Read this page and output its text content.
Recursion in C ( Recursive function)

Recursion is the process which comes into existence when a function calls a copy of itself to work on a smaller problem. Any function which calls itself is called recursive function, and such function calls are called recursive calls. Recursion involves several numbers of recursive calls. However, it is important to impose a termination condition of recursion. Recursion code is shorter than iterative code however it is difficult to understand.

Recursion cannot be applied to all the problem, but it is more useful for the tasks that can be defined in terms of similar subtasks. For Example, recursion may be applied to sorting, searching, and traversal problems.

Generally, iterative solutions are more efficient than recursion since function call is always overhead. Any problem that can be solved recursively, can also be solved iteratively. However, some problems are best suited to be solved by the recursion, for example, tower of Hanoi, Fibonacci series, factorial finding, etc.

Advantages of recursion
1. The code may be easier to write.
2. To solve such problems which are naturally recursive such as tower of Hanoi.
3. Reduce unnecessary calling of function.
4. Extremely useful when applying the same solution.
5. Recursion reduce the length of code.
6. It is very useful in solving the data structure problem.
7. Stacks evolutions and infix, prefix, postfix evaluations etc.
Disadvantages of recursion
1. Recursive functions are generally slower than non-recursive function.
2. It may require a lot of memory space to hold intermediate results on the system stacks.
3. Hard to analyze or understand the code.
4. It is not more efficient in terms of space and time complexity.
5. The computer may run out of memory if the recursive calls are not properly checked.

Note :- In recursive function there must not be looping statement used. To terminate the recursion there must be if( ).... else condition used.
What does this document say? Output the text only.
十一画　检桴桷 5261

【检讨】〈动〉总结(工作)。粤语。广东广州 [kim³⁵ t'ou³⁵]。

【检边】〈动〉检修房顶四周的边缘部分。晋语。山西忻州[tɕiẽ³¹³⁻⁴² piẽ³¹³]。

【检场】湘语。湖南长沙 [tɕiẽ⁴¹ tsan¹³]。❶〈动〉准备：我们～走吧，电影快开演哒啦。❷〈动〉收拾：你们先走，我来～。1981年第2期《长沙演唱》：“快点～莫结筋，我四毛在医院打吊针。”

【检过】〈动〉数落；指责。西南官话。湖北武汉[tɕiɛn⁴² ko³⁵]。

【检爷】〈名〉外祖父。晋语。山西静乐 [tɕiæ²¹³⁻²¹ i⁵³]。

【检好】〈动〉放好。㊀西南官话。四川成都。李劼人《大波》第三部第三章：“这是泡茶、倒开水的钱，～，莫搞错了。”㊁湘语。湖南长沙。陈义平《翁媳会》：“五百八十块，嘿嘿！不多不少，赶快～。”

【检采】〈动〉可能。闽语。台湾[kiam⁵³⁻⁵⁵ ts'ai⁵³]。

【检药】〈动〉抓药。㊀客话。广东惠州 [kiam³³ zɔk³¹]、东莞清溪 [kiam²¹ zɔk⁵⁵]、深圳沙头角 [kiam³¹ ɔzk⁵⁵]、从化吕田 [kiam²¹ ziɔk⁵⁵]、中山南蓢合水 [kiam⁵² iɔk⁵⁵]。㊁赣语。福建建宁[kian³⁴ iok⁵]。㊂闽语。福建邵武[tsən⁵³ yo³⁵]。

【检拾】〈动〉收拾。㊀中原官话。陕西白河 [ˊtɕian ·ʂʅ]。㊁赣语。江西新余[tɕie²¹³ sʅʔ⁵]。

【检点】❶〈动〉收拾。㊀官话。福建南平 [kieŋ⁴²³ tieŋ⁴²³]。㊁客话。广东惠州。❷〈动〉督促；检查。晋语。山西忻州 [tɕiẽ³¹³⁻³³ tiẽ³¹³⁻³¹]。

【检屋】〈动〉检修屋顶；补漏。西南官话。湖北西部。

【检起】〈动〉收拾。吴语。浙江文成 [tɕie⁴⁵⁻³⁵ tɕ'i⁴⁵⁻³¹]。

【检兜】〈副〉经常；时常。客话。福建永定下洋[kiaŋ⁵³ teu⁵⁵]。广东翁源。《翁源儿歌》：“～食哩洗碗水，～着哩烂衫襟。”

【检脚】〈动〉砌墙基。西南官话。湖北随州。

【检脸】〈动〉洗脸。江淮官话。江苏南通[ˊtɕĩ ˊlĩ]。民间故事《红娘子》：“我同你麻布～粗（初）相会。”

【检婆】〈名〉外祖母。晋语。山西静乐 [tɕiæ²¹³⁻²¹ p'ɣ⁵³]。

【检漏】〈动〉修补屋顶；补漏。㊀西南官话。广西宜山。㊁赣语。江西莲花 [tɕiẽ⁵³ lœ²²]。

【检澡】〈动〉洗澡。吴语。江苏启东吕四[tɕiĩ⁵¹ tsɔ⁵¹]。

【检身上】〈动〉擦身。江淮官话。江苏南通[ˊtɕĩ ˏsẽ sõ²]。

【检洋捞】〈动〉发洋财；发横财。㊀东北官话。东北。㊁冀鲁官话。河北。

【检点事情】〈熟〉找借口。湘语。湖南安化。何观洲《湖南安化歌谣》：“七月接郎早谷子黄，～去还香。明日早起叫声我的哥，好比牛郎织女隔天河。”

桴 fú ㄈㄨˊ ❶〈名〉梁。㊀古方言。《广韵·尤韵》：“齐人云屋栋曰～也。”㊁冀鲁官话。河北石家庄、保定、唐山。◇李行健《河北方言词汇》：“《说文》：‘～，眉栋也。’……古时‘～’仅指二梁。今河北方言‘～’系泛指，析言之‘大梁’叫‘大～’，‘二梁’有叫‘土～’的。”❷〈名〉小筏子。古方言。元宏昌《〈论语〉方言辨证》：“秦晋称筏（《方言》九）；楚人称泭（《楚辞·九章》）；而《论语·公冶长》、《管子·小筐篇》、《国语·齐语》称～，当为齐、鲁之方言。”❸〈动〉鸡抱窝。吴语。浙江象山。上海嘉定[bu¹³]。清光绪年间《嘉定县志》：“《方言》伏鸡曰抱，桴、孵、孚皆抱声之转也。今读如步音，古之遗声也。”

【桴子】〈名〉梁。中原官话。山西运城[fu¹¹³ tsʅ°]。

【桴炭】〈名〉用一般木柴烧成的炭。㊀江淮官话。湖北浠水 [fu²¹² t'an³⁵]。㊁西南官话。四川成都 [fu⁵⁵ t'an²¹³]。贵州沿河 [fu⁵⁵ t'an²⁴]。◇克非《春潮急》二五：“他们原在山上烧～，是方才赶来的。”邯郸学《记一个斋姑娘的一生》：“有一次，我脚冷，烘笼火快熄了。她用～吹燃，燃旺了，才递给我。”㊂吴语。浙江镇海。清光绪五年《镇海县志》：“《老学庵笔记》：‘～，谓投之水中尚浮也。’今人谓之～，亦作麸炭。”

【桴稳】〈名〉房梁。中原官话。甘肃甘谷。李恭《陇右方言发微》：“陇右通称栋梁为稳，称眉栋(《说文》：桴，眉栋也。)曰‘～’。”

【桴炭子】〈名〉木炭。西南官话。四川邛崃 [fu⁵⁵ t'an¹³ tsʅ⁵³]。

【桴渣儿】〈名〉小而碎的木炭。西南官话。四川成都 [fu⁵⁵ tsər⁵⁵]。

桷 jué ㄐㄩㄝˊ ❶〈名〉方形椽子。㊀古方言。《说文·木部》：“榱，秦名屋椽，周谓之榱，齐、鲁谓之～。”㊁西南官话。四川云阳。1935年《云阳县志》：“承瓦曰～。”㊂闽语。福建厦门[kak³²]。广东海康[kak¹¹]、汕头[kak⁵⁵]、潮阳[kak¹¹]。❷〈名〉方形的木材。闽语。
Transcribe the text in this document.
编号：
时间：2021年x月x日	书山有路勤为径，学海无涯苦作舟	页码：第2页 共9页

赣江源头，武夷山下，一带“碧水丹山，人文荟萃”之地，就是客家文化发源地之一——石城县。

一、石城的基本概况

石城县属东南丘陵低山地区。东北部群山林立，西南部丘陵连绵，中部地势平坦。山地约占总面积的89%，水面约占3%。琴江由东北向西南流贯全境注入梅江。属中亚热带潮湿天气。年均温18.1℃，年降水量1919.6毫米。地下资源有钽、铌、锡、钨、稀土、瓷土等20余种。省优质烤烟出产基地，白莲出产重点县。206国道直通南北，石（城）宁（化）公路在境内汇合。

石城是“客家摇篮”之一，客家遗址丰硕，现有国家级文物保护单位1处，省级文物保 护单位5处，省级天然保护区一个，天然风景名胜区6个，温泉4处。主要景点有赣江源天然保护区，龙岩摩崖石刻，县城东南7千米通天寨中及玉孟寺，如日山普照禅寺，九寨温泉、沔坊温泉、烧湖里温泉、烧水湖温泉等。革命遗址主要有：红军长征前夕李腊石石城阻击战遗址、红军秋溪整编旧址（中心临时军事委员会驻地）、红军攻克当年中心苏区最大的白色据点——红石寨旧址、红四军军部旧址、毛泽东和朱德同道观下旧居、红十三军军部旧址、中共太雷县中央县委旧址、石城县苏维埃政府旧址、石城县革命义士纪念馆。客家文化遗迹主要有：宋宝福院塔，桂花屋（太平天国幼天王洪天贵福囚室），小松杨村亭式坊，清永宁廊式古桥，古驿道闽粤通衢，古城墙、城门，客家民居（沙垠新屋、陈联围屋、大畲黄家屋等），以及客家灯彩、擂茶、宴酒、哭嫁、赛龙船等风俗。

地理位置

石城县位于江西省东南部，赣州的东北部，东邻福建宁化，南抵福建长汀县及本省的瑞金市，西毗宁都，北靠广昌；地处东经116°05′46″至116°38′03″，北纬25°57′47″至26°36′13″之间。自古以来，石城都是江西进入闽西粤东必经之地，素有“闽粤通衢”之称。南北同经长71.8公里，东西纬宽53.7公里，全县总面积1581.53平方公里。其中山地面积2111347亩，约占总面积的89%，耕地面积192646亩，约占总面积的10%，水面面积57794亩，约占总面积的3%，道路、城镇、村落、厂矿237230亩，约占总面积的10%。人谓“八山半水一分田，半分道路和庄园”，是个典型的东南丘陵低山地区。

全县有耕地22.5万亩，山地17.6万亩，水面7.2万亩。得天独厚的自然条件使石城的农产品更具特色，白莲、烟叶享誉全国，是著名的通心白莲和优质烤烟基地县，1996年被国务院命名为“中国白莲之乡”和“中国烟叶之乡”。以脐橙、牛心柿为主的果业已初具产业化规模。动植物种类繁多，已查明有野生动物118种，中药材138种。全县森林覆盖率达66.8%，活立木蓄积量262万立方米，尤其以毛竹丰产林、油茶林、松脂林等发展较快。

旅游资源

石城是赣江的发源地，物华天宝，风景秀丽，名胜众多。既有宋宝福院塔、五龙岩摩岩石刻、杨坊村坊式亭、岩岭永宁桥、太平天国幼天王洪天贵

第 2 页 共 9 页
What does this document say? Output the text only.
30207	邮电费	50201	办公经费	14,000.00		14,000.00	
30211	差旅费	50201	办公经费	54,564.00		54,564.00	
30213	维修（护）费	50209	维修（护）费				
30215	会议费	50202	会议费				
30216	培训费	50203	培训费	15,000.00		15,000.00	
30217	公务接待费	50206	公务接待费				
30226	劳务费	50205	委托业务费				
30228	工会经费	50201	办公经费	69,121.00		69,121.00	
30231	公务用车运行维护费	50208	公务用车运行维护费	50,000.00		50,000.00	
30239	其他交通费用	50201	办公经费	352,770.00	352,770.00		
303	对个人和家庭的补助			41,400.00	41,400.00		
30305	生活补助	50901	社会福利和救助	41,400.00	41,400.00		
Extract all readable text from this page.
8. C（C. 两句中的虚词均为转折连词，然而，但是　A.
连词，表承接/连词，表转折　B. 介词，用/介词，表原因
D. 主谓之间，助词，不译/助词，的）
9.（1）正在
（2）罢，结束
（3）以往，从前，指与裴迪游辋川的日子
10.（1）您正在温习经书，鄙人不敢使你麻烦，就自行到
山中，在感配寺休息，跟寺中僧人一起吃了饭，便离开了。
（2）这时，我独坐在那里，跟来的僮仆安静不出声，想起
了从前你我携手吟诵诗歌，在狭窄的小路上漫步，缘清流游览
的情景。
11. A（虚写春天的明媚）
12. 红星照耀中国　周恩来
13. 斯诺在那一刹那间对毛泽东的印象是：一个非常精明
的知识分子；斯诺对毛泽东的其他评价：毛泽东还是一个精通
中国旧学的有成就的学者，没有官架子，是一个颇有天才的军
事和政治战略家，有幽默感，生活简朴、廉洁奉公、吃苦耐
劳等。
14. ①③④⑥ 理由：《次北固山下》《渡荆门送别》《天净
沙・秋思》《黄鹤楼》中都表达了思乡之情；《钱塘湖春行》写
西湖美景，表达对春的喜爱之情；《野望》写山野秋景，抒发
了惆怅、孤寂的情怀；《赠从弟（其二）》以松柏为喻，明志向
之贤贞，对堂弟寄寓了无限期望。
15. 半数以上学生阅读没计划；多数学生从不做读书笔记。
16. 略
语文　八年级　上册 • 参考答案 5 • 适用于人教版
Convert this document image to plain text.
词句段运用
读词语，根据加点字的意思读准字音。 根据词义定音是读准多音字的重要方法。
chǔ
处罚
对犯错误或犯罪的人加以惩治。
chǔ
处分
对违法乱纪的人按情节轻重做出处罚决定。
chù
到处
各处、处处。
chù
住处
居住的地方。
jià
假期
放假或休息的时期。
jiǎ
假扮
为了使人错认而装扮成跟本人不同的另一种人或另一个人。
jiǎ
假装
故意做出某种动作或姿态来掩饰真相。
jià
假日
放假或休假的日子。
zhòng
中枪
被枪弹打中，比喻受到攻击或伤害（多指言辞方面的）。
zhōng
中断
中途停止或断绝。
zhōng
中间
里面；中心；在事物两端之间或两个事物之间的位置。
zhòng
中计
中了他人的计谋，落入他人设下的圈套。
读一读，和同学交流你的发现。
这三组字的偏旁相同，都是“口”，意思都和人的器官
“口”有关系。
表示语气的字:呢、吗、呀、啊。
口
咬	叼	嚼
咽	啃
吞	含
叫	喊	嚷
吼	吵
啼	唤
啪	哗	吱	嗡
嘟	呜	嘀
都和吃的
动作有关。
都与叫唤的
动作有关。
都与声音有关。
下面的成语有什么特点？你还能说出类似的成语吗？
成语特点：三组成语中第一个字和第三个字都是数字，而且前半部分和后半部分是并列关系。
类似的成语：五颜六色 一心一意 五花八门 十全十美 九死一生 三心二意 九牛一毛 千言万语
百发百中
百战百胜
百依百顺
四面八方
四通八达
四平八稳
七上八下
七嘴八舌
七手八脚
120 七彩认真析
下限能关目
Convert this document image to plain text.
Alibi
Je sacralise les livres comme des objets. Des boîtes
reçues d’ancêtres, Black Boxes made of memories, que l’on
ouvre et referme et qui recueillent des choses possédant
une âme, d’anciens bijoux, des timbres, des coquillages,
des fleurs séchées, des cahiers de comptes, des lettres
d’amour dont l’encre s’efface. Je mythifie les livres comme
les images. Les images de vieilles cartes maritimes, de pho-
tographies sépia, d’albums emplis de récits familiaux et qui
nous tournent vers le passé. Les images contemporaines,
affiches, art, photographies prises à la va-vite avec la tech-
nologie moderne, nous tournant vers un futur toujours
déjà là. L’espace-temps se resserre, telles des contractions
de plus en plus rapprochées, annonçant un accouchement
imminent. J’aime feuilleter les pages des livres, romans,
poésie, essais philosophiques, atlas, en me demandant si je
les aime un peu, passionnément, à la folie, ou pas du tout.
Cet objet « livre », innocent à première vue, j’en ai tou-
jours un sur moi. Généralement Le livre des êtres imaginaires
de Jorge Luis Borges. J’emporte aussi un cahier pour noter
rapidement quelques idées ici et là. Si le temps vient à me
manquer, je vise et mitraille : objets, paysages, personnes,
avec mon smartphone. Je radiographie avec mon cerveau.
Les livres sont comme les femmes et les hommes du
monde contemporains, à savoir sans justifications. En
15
* * * *
= GOAL OF THE EXERCISE =
Find the word "such" in the data and copy out each line where it turns up.

= OUTPUT FOR THIS EXERCISE =
Recursion is the process which comes into existence when a function calls a copy of itself to work on a smaller problem. Any function which calls itself is called recursive function, and such function calls are called recursive calls. Recursion involves several numbers of recursive calls. However, it is important to impose a termination condition of recursion. Recursion code is shorter than iterative code however it is difficult to understand.
2. To solve such problems which are naturally recursive such as tower of Hanoi.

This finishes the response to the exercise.